The data below should be printed in full, exactly, and without any of its images.

═════ MATERIAL SUPPLIED ═════

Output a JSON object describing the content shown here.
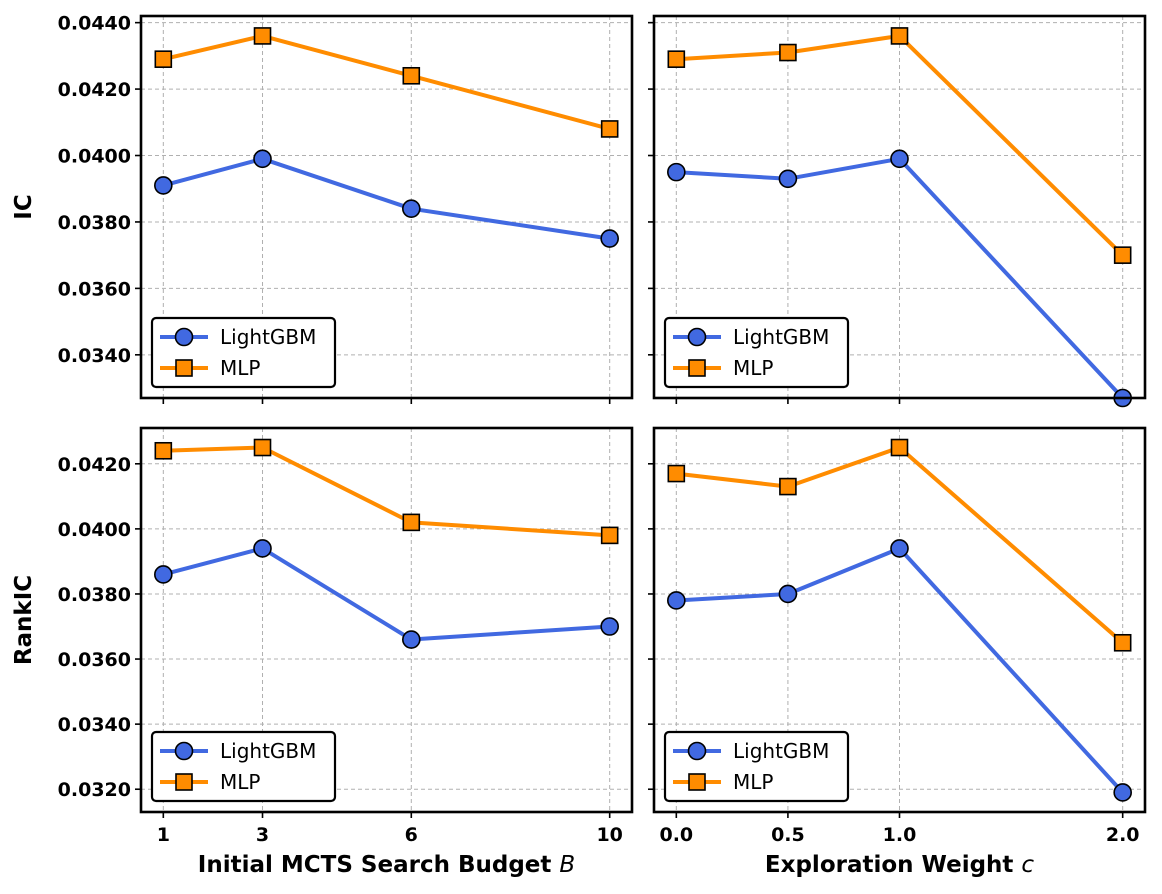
{
  "chart_data": [
    {
      "type": "line",
      "panel": "top-left",
      "ylabel": "IC",
      "xlabel": "",
      "x": [
        1,
        3,
        6,
        10
      ],
      "xticks": [
        1,
        3,
        6,
        10
      ],
      "xtick_labels": [
        "1",
        "3",
        "6",
        "10"
      ],
      "show_xtick_labels": false,
      "xlim": [
        0.55,
        10.45
      ],
      "ylim": [
        0.0327,
        0.0442
      ],
      "yticks": [
        0.034,
        0.036,
        0.038,
        0.04,
        0.042,
        0.044
      ],
      "ytick_labels": [
        "0.0340",
        "0.0360",
        "0.0380",
        "0.0400",
        "0.0420",
        "0.0440"
      ],
      "show_ytick_labels": true,
      "grid": true,
      "legend": "lower-left",
      "series": [
        {
          "name": "LightGBM",
          "color": "#4169e1",
          "marker": "circle",
          "values": [
            0.0391,
            0.0399,
            0.0384,
            0.0375
          ]
        },
        {
          "name": "MLP",
          "color": "#ff8c00",
          "marker": "square",
          "values": [
            0.0429,
            0.0436,
            0.0424,
            0.0408
          ]
        }
      ]
    },
    {
      "type": "line",
      "panel": "top-right",
      "ylabel": "",
      "xlabel": "",
      "x": [
        0.0,
        0.5,
        1.0,
        2.0
      ],
      "xticks": [
        0.0,
        0.5,
        1.0,
        2.0
      ],
      "xtick_labels": [
        "0.0",
        "0.5",
        "1.0",
        "2.0"
      ],
      "show_xtick_labels": false,
      "xlim": [
        -0.1,
        2.1
      ],
      "ylim": [
        0.0327,
        0.0442
      ],
      "yticks": [
        0.034,
        0.036,
        0.038,
        0.04,
        0.042,
        0.044
      ],
      "ytick_labels": [
        "0.0340",
        "0.0360",
        "0.0380",
        "0.0400",
        "0.0420",
        "0.0440"
      ],
      "show_ytick_labels": false,
      "grid": true,
      "legend": "lower-left",
      "series": [
        {
          "name": "LightGBM",
          "color": "#4169e1",
          "marker": "circle",
          "values": [
            0.0395,
            0.0393,
            0.0399,
            0.0327
          ]
        },
        {
          "name": "MLP",
          "color": "#ff8c00",
          "marker": "square",
          "values": [
            0.0429,
            0.0431,
            0.0436,
            0.037
          ]
        }
      ]
    },
    {
      "type": "line",
      "panel": "bottom-left",
      "ylabel": "RankIC",
      "xlabel": "Initial MCTS Search Budget ",
      "xlabel_var": "B",
      "x": [
        1,
        3,
        6,
        10
      ],
      "xticks": [
        1,
        3,
        6,
        10
      ],
      "xtick_labels": [
        "1",
        "3",
        "6",
        "10"
      ],
      "show_xtick_labels": true,
      "xlim": [
        0.55,
        10.45
      ],
      "ylim": [
        0.0313,
        0.0431
      ],
      "yticks": [
        0.032,
        0.034,
        0.036,
        0.038,
        0.04,
        0.042
      ],
      "ytick_labels": [
        "0.0320",
        "0.0340",
        "0.0360",
        "0.0380",
        "0.0400",
        "0.0420"
      ],
      "show_ytick_labels": true,
      "grid": true,
      "legend": "lower-left",
      "series": [
        {
          "name": "LightGBM",
          "color": "#4169e1",
          "marker": "circle",
          "values": [
            0.0386,
            0.0394,
            0.0366,
            0.037
          ]
        },
        {
          "name": "MLP",
          "color": "#ff8c00",
          "marker": "square",
          "values": [
            0.0424,
            0.0425,
            0.0402,
            0.0398
          ]
        }
      ]
    },
    {
      "type": "line",
      "panel": "bottom-right",
      "ylabel": "",
      "xlabel": "Exploration Weight ",
      "xlabel_var": "c",
      "x": [
        0.0,
        0.5,
        1.0,
        2.0
      ],
      "xticks": [
        0.0,
        0.5,
        1.0,
        2.0
      ],
      "xtick_labels": [
        "0.0",
        "0.5",
        "1.0",
        "2.0"
      ],
      "show_xtick_labels": true,
      "xlim": [
        -0.1,
        2.1
      ],
      "ylim": [
        0.0313,
        0.0431
      ],
      "yticks": [
        0.032,
        0.034,
        0.036,
        0.038,
        0.04,
        0.042
      ],
      "ytick_labels": [
        "0.0320",
        "0.0340",
        "0.0360",
        "0.0380",
        "0.0400",
        "0.0420"
      ],
      "show_ytick_labels": false,
      "grid": true,
      "legend": "lower-left",
      "series": [
        {
          "name": "LightGBM",
          "color": "#4169e1",
          "marker": "circle",
          "values": [
            0.0378,
            0.038,
            0.0394,
            0.0319
          ]
        },
        {
          "name": "MLP",
          "color": "#ff8c00",
          "marker": "square",
          "values": [
            0.0417,
            0.0413,
            0.0425,
            0.0365
          ]
        }
      ]
    }
  ]
}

═════

- SOLUTION TO THE EXERCISE:
Output a JSON object describing the content shown here.
{
  "chart_data": [
    {
      "type": "line",
      "panel": "top-left",
      "ylabel": "IC",
      "xlabel": "",
      "x": [
        1,
        3,
        6,
        10
      ],
      "xticks": [
        1,
        3,
        6,
        10
      ],
      "xtick_labels": [
        "1",
        "3",
        "6",
        "10"
      ],
      "show_xtick_labels": false,
      "xlim": [
        0.55,
        10.45
      ],
      "ylim": [
        0.0327,
        0.0442
      ],
      "yticks": [
        0.034,
        0.036,
        0.038,
        0.04,
        0.042,
        0.044
      ],
      "ytick_labels": [
        "0.0340",
        "0.0360",
        "0.0380",
        "0.0400",
        "0.0420",
        "0.0440"
      ],
      "show_ytick_labels": true,
      "grid": true,
      "legend": "lower-left",
      "series": [
        {
          "name": "LightGBM",
          "color": "#4169e1",
          "marker": "circle",
          "values": [
            0.0391,
            0.0399,
            0.0384,
            0.0375
          ]
        },
        {
          "name": "MLP",
          "color": "#ff8c00",
          "marker": "square",
          "values": [
            0.0429,
            0.0436,
            0.0424,
            0.0408
          ]
        }
      ]
    },
    {
      "type": "line",
      "panel": "top-right",
      "ylabel": "",
      "xlabel": "",
      "x": [
        0.0,
        0.5,
        1.0,
        2.0
      ],
      "xticks": [
        0.0,
        0.5,
        1.0,
        2.0
      ],
      "xtick_labels": [
        "0.0",
        "0.5",
        "1.0",
        "2.0"
      ],
      "show_xtick_labels": false,
      "xlim": [
        -0.1,
        2.1
      ],
      "ylim": [
        0.0327,
        0.0442
      ],
      "yticks": [
        0.034,
        0.036,
        0.038,
        0.04,
        0.042,
        0.044
      ],
      "ytick_labels": [
        "0.0340",
        "0.0360",
        "0.0380",
        "0.0400",
        "0.0420",
        "0.0440"
      ],
      "show_ytick_labels": false,
      "grid": true,
      "legend": "lower-left",
      "series": [
        {
          "name": "LightGBM",
          "color": "#4169e1",
          "marker": "circle",
          "values": [
            0.0395,
            0.0393,
            0.0399,
            0.0327
          ]
        },
        {
          "name": "MLP",
          "color": "#ff8c00",
          "marker": "square",
          "values": [
            0.0429,
            0.0431,
            0.0436,
            0.037
          ]
        }
      ]
    },
    {
      "type": "line",
      "panel": "bottom-left",
      "ylabel": "RankIC",
      "xlabel": "Initial MCTS Search Budget ",
      "xlabel_var": "B",
      "x": [
        1,
        3,
        6,
        10
      ],
      "xticks": [
        1,
        3,
        6,
        10
      ],
      "xtick_labels": [
        "1",
        "3",
        "6",
        "10"
      ],
      "show_xtick_labels": true,
      "xlim": [
        0.55,
        10.45
      ],
      "ylim": [
        0.0313,
        0.0431
      ],
      "yticks": [
        0.032,
        0.034,
        0.036,
        0.038,
        0.04,
        0.042
      ],
      "ytick_labels": [
        "0.0320",
        "0.0340",
        "0.0360",
        "0.0380",
        "0.0400",
        "0.0420"
      ],
      "show_ytick_labels": true,
      "grid": true,
      "legend": "lower-left",
      "series": [
        {
          "name": "LightGBM",
          "color": "#4169e1",
          "marker": "circle",
          "values": [
            0.0386,
            0.0394,
            0.0366,
            0.037
          ]
        },
        {
          "name": "MLP",
          "color": "#ff8c00",
          "marker": "square",
          "values": [
            0.0424,
            0.0425,
            0.0402,
            0.0398
          ]
        }
      ]
    },
    {
      "type": "line",
      "panel": "bottom-right",
      "ylabel": "",
      "xlabel": "Exploration Weight ",
      "xlabel_var": "c",
      "x": [
        0.0,
        0.5,
        1.0,
        2.0
      ],
      "xticks": [
        0.0,
        0.5,
        1.0,
        2.0
      ],
      "xtick_labels": [
        "0.0",
        "0.5",
        "1.0",
        "2.0"
      ],
      "show_xtick_labels": true,
      "xlim": [
        -0.1,
        2.1
      ],
      "ylim": [
        0.0313,
        0.0431
      ],
      "yticks": [
        0.032,
        0.034,
        0.036,
        0.038,
        0.04,
        0.042
      ],
      "ytick_labels": [
        "0.0320",
        "0.0340",
        "0.0360",
        "0.0380",
        "0.0400",
        "0.0420"
      ],
      "show_ytick_labels": false,
      "grid": true,
      "legend": "lower-left",
      "series": [
        {
          "name": "LightGBM",
          "color": "#4169e1",
          "marker": "circle",
          "values": [
            0.0378,
            0.038,
            0.0394,
            0.0319
          ]
        },
        {
          "name": "MLP",
          "color": "#ff8c00",
          "marker": "square",
          "values": [
            0.0417,
            0.0413,
            0.0425,
            0.0365
          ]
        }
      ]
    }
  ]
}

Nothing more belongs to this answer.